▶ **Exercise requirements**:
State only the number of lines that contain the string "activité".

▶ **Record extracts**:
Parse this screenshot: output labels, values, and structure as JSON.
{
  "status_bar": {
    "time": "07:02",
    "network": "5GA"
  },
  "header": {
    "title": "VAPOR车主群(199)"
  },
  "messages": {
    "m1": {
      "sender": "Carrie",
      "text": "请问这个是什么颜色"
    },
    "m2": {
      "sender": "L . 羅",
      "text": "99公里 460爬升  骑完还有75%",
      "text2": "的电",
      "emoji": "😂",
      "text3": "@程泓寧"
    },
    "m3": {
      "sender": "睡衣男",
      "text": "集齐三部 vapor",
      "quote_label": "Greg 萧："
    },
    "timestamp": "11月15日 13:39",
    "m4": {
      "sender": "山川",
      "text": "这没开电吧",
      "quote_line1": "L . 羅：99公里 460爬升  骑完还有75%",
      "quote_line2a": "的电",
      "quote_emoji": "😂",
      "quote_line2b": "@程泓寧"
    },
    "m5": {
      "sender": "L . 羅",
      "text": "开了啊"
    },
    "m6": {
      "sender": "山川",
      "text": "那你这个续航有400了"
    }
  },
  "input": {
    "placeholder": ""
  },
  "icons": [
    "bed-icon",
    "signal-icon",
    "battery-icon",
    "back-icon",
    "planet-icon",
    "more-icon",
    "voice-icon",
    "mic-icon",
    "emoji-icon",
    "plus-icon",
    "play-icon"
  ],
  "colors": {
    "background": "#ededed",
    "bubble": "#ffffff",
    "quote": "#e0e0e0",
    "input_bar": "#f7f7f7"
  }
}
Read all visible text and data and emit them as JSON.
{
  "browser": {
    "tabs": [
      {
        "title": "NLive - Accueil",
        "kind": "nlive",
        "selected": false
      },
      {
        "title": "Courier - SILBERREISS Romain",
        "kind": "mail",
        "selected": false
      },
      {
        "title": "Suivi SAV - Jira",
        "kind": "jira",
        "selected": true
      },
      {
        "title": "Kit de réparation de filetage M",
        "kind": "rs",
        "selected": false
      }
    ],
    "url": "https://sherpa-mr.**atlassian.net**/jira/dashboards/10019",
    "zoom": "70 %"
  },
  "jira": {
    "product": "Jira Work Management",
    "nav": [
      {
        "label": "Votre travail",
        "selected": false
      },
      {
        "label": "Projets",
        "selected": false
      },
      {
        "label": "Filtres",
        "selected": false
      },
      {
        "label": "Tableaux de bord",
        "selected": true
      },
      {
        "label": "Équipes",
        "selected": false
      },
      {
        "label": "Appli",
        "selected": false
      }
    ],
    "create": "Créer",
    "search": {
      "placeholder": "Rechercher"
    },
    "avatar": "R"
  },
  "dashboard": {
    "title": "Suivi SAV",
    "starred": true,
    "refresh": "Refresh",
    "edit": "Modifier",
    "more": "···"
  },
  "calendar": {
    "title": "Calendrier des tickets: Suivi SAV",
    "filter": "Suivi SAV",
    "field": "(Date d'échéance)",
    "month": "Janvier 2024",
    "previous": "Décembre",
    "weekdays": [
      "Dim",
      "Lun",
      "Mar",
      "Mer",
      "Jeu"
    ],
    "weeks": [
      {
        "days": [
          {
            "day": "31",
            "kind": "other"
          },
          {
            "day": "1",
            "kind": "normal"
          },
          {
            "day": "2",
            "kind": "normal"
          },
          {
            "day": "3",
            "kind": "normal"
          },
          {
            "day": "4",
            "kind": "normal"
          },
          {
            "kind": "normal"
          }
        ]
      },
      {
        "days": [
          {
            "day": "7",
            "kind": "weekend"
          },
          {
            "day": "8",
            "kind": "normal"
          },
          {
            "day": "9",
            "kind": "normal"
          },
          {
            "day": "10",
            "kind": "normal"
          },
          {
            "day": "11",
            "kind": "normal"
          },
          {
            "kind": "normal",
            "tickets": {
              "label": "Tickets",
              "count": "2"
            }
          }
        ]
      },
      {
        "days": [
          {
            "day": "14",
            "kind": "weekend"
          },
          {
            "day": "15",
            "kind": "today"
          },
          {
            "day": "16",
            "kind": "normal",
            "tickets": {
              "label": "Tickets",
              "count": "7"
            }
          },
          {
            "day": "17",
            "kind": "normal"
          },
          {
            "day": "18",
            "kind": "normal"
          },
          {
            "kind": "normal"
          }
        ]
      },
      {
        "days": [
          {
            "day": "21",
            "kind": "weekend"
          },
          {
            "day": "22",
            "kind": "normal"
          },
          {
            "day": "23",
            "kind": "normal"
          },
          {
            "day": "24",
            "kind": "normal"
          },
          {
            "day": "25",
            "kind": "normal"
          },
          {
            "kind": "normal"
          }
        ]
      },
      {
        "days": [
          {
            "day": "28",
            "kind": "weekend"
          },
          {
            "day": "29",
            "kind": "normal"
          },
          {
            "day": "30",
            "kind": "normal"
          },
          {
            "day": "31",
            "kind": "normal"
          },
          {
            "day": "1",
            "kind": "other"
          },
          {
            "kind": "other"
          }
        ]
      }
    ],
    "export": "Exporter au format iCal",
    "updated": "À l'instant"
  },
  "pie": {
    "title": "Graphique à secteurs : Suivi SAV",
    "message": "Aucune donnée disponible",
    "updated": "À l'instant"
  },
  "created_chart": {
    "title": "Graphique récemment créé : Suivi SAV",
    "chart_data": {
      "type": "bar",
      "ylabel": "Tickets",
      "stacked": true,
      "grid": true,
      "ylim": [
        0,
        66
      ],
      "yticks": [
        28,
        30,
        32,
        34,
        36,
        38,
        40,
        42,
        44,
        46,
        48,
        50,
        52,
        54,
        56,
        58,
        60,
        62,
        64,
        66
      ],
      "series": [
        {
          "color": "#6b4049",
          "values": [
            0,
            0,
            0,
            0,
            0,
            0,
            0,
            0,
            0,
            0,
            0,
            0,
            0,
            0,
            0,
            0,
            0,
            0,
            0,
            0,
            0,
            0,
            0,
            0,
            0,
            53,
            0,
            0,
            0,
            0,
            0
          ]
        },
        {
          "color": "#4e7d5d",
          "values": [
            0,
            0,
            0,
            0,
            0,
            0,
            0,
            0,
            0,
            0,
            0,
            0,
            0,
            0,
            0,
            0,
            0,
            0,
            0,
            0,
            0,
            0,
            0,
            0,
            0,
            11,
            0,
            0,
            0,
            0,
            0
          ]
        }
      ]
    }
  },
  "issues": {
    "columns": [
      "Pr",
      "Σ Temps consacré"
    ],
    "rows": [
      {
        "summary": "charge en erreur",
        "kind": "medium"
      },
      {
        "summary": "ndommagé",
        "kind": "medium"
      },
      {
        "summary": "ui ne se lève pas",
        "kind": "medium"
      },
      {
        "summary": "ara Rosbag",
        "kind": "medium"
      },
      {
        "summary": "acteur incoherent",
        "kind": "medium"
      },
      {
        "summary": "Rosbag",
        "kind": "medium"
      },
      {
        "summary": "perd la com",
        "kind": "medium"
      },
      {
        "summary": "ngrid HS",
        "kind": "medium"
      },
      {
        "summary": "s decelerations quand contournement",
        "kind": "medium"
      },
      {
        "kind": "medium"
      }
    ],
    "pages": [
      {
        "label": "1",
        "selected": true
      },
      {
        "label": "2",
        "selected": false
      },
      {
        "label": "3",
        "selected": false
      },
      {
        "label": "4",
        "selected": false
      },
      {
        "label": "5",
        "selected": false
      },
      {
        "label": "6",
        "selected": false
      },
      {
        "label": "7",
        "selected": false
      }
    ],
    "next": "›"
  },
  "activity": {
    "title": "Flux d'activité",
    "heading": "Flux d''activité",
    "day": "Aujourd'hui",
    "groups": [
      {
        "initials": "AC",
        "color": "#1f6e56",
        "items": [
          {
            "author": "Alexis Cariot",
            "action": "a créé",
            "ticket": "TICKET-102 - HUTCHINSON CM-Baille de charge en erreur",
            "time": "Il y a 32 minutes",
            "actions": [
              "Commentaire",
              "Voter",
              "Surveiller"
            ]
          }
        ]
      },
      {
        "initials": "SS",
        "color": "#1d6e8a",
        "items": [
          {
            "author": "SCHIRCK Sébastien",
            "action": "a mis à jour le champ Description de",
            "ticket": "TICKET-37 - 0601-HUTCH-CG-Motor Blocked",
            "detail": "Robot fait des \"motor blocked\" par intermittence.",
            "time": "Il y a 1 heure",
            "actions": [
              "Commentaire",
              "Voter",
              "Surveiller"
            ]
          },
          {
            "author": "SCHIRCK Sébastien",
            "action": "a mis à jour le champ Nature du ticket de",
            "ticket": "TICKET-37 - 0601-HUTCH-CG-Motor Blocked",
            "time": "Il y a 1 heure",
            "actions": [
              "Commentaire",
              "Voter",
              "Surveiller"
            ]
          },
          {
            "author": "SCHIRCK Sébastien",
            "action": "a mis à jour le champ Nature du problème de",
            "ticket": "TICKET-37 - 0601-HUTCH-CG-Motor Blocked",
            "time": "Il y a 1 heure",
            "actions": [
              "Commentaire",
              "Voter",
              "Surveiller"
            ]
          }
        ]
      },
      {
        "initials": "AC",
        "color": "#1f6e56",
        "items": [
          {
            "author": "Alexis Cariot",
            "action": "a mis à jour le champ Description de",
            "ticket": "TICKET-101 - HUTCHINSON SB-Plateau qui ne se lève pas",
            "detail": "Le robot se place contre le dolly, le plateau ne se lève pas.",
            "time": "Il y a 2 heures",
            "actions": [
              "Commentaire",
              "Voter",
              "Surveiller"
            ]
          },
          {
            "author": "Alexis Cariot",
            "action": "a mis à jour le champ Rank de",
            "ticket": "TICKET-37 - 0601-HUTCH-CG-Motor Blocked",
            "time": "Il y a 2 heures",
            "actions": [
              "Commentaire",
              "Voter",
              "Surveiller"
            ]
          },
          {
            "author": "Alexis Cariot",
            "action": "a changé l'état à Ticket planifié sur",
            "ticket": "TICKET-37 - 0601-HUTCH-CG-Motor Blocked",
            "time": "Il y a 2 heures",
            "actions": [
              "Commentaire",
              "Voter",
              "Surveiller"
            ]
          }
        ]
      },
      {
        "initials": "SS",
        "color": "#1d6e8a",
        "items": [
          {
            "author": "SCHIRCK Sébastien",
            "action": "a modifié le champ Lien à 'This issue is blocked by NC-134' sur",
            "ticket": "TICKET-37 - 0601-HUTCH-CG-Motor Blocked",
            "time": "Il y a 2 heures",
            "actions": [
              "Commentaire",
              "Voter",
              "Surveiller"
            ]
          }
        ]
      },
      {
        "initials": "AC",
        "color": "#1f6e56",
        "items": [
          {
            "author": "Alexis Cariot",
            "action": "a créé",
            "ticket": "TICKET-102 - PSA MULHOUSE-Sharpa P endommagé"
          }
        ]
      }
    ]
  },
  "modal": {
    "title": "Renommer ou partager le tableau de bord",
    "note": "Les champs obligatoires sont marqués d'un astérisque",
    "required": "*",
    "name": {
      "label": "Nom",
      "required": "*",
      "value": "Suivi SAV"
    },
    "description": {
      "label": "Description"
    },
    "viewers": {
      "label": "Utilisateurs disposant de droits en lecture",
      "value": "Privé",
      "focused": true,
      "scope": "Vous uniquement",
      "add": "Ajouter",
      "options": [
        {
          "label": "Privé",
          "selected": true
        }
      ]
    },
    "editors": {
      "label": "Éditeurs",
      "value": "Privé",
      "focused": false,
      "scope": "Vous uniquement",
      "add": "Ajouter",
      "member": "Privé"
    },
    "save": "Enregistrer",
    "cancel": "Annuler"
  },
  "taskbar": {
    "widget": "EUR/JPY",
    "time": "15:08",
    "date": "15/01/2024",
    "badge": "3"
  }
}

▶ **Written answer**:
2